* Written request *
Reproduce the listing below verbatim.

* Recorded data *
◆ ◆ ◆ ◆ ◆

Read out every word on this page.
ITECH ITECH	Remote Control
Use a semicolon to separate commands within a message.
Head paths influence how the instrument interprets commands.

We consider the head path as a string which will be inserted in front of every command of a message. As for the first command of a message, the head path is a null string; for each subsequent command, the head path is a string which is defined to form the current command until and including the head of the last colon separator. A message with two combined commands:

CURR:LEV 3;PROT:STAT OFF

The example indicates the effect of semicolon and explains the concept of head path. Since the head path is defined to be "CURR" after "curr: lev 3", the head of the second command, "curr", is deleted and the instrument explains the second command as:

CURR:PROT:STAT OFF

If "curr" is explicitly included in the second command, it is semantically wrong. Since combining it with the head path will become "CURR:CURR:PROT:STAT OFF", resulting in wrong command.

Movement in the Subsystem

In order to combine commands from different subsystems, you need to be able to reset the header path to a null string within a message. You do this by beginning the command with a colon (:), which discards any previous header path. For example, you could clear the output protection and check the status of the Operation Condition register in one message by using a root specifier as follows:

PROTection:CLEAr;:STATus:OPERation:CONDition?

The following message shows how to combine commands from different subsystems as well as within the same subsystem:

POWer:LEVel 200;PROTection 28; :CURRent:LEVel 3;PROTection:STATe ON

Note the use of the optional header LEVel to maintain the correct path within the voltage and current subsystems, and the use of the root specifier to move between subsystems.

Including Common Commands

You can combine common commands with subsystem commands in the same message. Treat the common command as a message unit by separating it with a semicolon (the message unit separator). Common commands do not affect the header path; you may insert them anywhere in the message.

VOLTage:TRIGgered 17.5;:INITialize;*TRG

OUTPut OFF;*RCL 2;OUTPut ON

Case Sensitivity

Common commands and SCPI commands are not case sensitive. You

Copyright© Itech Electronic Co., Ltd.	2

◆ ◆ ◆ ◆ ◆

* Written response *
Read out every word on this page.
ITECH ITECH	Remote Control
Use a semicolon to separate commands within a message.
Head paths influence how the instrument interprets commands.

We consider the head path as a string which will be inserted in front of every command of a message. As for the first command of a message, the head path is a null string; for each subsequent command, the head path is a string which is defined to form the current command until and including the head of the last colon separator. A message with two combined commands:

CURR:LEV 3;PROT:STAT OFF

The example indicates the effect of semicolon and explains the concept of head path. Since the head path is defined to be "CURR" after "curr: lev 3", the head of the second command, "curr", is deleted and the instrument explains the second command as:

CURR:PROT:STAT OFF

If "curr" is explicitly included in the second command, it is semantically wrong. Since combining it with the head path will become "CURR:CURR:PROT:STAT OFF", resulting in wrong command.

Movement in the Subsystem

In order to combine commands from different subsystems, you need to be able to reset the header path to a null string within a message. You do this by beginning the command with a colon (:), which discards any previous header path. For example, you could clear the output protection and check the status of the Operation Condition register in one message by using a root specifier as follows:

PROTection:CLEAr;:STATus:OPERation:CONDition?

The following message shows how to combine commands from different subsystems as well as within the same subsystem:

POWer:LEVel 200;PROTection 28; :CURRent:LEVel 3;PROTection:STATe ON

Note the use of the optional header LEVel to maintain the correct path within the voltage and current subsystems, and the use of the root specifier to move between subsystems.

Including Common Commands

You can combine common commands with subsystem commands in the same message. Treat the common command as a message unit by separating it with a semicolon (the message unit separator). Common commands do not affect the header path; you may insert them anywhere in the message.

VOLTage:TRIGgered 17.5;:INITialize;*TRG

OUTPut OFF;*RCL 2;OUTPut ON

Case Sensitivity

Common commands and SCPI commands are not case sensitive. You

Copyright© Itech Electronic Co., Ltd.	2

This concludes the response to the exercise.